# Exercise prompt
Return the listing verbatim, starting at its first line and ending at the line that contains "202, 345, 219]".

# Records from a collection
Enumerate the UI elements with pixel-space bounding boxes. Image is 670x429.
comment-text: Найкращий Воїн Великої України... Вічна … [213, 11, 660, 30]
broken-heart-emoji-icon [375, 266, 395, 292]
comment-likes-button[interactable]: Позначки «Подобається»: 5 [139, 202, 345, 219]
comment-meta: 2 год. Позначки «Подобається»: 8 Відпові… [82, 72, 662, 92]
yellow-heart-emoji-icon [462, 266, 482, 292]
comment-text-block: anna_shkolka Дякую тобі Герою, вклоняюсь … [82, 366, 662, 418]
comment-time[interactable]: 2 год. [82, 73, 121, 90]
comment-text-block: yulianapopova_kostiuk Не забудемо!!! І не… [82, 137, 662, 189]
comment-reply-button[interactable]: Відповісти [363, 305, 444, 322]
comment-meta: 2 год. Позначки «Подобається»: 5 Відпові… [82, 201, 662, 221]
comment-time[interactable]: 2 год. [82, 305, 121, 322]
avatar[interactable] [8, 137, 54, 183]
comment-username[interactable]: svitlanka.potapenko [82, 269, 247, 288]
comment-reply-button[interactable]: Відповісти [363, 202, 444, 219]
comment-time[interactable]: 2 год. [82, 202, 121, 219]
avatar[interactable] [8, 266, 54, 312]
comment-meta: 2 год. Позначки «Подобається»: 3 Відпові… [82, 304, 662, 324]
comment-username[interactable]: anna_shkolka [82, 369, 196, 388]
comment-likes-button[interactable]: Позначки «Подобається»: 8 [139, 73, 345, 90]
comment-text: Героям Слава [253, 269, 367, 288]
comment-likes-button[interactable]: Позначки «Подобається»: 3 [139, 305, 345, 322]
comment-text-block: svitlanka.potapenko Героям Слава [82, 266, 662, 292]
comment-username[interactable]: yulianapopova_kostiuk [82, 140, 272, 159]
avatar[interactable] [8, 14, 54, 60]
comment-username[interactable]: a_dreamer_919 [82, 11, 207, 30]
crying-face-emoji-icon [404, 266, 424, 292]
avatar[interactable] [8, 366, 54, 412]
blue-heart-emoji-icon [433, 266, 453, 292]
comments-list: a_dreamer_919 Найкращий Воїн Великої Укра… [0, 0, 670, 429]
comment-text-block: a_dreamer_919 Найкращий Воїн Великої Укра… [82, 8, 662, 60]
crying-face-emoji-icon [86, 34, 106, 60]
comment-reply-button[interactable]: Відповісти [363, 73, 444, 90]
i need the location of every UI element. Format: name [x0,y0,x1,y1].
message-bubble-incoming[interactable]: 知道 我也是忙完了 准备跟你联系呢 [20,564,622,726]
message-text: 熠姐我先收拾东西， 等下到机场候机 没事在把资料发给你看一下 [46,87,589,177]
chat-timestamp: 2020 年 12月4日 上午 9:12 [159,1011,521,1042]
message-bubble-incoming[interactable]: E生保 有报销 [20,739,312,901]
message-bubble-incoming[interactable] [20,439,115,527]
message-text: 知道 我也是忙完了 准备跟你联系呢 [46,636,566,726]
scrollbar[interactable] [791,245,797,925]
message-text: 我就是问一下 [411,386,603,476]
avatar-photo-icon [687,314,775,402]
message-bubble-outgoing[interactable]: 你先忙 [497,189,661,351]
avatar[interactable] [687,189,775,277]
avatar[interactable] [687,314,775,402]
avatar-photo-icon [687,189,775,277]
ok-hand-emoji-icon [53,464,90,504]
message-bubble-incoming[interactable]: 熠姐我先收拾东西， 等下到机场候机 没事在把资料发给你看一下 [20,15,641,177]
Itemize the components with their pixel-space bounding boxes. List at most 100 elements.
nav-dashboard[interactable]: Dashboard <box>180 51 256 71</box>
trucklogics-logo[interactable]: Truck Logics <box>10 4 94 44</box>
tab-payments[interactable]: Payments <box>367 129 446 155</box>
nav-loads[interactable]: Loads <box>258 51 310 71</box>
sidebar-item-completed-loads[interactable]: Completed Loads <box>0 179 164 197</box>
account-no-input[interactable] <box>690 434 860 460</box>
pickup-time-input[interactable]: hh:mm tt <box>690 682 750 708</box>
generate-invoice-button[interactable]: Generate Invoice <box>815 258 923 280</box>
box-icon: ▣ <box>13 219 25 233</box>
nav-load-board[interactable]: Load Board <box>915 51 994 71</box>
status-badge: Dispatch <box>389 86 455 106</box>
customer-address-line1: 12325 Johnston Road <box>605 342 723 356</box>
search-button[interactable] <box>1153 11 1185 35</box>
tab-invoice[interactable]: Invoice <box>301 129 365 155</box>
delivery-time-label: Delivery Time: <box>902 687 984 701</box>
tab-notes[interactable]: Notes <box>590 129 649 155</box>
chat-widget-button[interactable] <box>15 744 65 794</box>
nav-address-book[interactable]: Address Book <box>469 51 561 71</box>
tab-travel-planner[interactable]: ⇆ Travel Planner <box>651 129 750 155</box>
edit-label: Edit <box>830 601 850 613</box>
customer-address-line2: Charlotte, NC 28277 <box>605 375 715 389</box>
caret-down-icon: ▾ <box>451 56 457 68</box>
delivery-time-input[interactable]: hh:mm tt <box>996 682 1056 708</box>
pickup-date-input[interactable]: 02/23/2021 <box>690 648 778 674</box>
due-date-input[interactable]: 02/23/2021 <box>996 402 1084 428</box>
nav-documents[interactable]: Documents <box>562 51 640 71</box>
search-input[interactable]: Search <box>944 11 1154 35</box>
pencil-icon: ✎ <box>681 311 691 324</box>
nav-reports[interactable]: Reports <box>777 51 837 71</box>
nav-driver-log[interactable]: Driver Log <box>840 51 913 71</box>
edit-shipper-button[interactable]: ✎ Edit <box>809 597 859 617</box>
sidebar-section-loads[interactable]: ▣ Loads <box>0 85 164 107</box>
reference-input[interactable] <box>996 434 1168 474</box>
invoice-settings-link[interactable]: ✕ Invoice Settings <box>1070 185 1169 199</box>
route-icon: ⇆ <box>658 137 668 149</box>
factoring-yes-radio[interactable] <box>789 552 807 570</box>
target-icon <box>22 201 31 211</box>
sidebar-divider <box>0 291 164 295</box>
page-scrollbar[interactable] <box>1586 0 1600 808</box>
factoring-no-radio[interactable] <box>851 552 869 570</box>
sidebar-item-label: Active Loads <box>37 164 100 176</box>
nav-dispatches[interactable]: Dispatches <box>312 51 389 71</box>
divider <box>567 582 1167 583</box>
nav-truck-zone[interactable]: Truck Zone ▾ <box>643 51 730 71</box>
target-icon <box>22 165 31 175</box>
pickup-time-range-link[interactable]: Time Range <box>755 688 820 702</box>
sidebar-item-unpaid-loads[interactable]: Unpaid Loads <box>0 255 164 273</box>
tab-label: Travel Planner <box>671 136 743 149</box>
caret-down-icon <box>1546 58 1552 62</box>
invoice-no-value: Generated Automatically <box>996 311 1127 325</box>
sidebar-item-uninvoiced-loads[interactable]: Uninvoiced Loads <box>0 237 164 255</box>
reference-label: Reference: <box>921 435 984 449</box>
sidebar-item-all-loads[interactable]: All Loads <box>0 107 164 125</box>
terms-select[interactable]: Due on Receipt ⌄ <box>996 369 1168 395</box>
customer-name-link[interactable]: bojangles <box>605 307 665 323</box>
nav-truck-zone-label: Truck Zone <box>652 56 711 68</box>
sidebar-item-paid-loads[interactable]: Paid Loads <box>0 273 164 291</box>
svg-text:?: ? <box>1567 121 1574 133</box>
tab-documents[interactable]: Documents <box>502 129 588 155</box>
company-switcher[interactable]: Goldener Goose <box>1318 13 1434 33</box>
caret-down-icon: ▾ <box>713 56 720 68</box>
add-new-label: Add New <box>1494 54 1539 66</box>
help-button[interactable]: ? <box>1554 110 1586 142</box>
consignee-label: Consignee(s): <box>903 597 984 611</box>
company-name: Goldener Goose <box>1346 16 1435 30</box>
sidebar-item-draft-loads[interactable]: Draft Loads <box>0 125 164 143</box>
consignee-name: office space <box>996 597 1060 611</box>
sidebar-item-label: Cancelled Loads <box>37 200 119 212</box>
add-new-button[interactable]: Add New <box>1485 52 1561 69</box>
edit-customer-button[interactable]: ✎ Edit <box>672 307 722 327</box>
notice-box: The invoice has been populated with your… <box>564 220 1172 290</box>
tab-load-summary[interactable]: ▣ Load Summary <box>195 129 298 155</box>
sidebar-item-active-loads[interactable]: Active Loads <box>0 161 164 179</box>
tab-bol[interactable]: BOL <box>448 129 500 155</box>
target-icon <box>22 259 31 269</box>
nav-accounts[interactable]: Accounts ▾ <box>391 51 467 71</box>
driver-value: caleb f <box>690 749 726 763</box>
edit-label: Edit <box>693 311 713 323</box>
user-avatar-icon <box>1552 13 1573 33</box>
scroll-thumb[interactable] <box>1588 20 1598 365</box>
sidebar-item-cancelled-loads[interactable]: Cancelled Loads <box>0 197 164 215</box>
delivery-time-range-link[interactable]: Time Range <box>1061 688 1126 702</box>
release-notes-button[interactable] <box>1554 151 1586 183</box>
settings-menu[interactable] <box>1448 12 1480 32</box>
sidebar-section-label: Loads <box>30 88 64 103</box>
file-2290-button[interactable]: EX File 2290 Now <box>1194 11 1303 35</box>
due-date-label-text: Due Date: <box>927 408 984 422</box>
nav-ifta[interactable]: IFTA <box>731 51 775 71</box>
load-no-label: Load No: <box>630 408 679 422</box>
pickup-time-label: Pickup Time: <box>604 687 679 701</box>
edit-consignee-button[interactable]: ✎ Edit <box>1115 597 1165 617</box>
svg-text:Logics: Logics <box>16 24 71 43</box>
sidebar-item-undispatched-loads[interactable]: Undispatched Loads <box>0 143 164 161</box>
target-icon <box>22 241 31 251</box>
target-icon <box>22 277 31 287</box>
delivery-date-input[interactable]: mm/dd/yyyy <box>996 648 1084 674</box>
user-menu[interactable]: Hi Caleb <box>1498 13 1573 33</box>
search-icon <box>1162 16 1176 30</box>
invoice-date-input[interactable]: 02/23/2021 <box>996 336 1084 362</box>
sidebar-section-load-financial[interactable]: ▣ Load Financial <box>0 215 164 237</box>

# In response
Enumerate the UI elements with pixel-space bounding boxes. Image is 670x429.
comment-text: Найкращий Воїн Великої України... Вічна … [213, 11, 660, 30]
broken-heart-emoji-icon [375, 266, 395, 292]
comment-likes-button[interactable]: Позначки «Подобається»: 5 [139, 202, 345, 219]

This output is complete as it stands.